• _TASK TO COMPLETE_
Reproduce every record below exactly as written, but leave out any pictures.
• • •
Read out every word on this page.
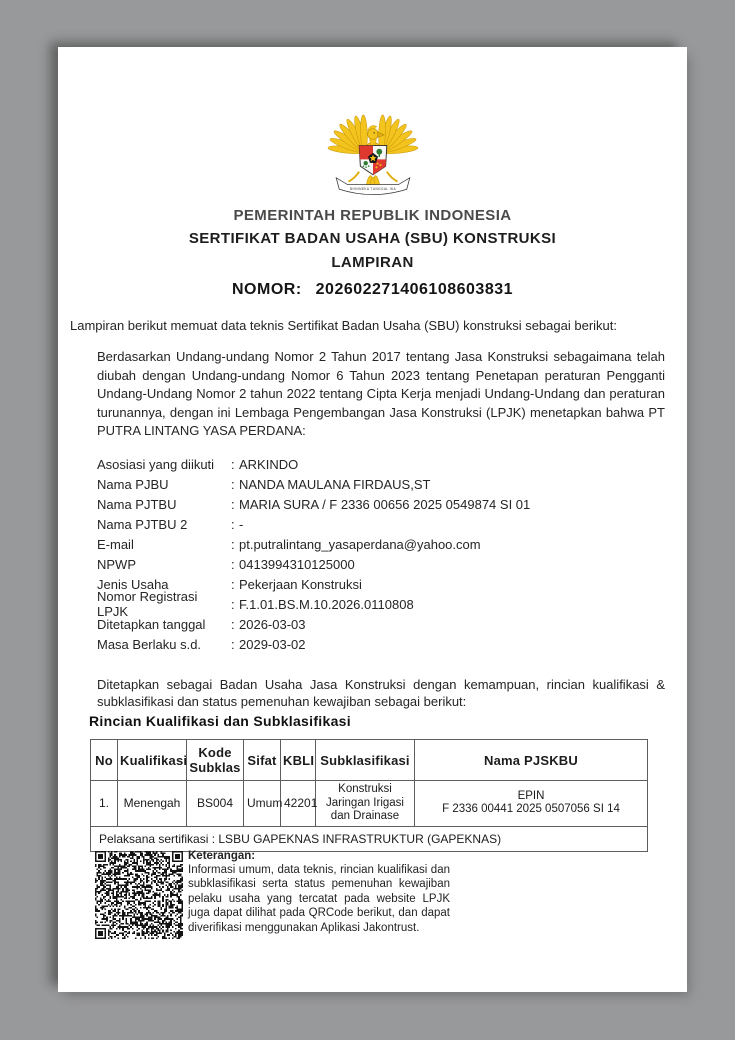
BHINNEKA TUNGGAL IKA
PEMERINTAH REPUBLIK INDONESIA
SERTIFIKAT BADAN USAHA (SBU) KONSTRUKSI
LAMPIRAN
NOMOR: 202602271406108603831

Lampiran berikut memuat data teknis Sertifikat Badan Usaha (SBU) konstruksi sebagai berikut:

Berdasarkan Undang-undang Nomor 2 Tahun 2017 tentang Jasa Konstruksi sebagaimana telah diubah dengan Undang-undang Nomor 6 Tahun 2023 tentang Penetapan peraturan Pengganti Undang-Undang Nomor 2 tahun 2022 tentang Cipta Kerja menjadi Undang-Undang dan peraturan turunannya, dengan ini Lembaga Pengembangan Jasa Konstruksi (LPJK) menetapkan bahwa PT PUTRA LINTANG YASA PERDANA:

Asosiasi yang diikuti	: ARKINDO
Nama PJBU	: NANDA MAULANA FIRDAUS,ST
Nama PJTBU	: MARIA SURA / F 2336 00656 2025 0549874 SI 01
Nama PJTBU 2	: -
E-mail	: pt.putralintang_yasaperdana@yahoo.com
NPWP	: 0413994310125000
Jenis Usaha	: Pekerjaan Konstruksi
Nomor Registrasi LPJK	: F.1.01.BS.M.10.2026.0110808
Ditetapkan tanggal	: 2026-03-03
Masa Berlaku s.d.	: 2029-03-02

Ditetapkan sebagai Badan Usaha Jasa Konstruksi dengan kemampuan, rincian kualifikasi & subklasifikasi dan status pemenuhan kewajiban sebagai berikut:

Rincian Kualifikasi dan Subklasifikasi
No	Kualifikasi	Kode Subklas	Sifat	KBLI	Subklasifikasi	Nama PJSKBU
1.	Menengah	BS004	Umum	42201	Konstruksi Jaringan Irigasi dan Drainase	EPIN
F 2336 00441 2025 0507056 SI 14

Pelaksana sertifikasi : LSBU GAPEKNAS INFRASTRUKTUR (GAPEKNAS)						
Keterangan:
Informasi umum, data teknis, rincian kualifikasi dan subklasifikasi serta status pemenuhan kewajiban pelaku usaha yang tercatat pada website LPJK juga dapat dilihat pada QRCode berikut, dan dapat diverifikasi menggunakan Aplikasi Jakontrust.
• • •
• _RESULT OF THE EXERCISE_
Read out every word on this page.
BHINNEKA TUNGGAL IKA
PEMERINTAH REPUBLIK INDONESIA
SERTIFIKAT BADAN USAHA (SBU) KONSTRUKSI
LAMPIRAN
NOMOR: 202602271406108603831

Lampiran berikut memuat data teknis Sertifikat Badan Usaha (SBU) konstruksi sebagai berikut:

Berdasarkan Undang-undang Nomor 2 Tahun 2017 tentang Jasa Konstruksi sebagaimana telah diubah dengan Undang-undang Nomor 6 Tahun 2023 tentang Penetapan peraturan Pengganti Undang-Undang Nomor 2 tahun 2022 tentang Cipta Kerja menjadi Undang-Undang dan peraturan turunannya, dengan ini Lembaga Pengembangan Jasa Konstruksi (LPJK) menetapkan bahwa PT PUTRA LINTANG YASA PERDANA:

Asosiasi yang diikuti	: ARKINDO
Nama PJBU	: NANDA MAULANA FIRDAUS,ST
Nama PJTBU	: MARIA SURA / F 2336 00656 2025 0549874 SI 01
Nama PJTBU 2	: -
E-mail	: pt.putralintang_yasaperdana@yahoo.com
NPWP	: 0413994310125000
Jenis Usaha	: Pekerjaan Konstruksi
Nomor Registrasi LPJK	: F.1.01.BS.M.10.2026.0110808
Ditetapkan tanggal	: 2026-03-03
Masa Berlaku s.d.	: 2029-03-02

Ditetapkan sebagai Badan Usaha Jasa Konstruksi dengan kemampuan, rincian kualifikasi & subklasifikasi dan status pemenuhan kewajiban sebagai berikut:

Rincian Kualifikasi dan Subklasifikasi
No	Kualifikasi	Kode Subklas	Sifat	KBLI	Subklasifikasi	Nama PJSKBU
1.	Menengah	BS004	Umum	42201	Konstruksi Jaringan Irigasi dan Drainase	EPIN
F 2336 00441 2025 0507056 SI 14

Pelaksana sertifikasi : LSBU GAPEKNAS INFRASTRUKTUR (GAPEKNAS)						
Keterangan:
Informasi umum, data teknis, rincian kualifikasi dan subklasifikasi serta status pemenuhan kewajiban pelaku usaha yang tercatat pada website LPJK juga dapat dilihat pada QRCode berikut, dan dapat diverifikasi menggunakan Aplikasi Jakontrust.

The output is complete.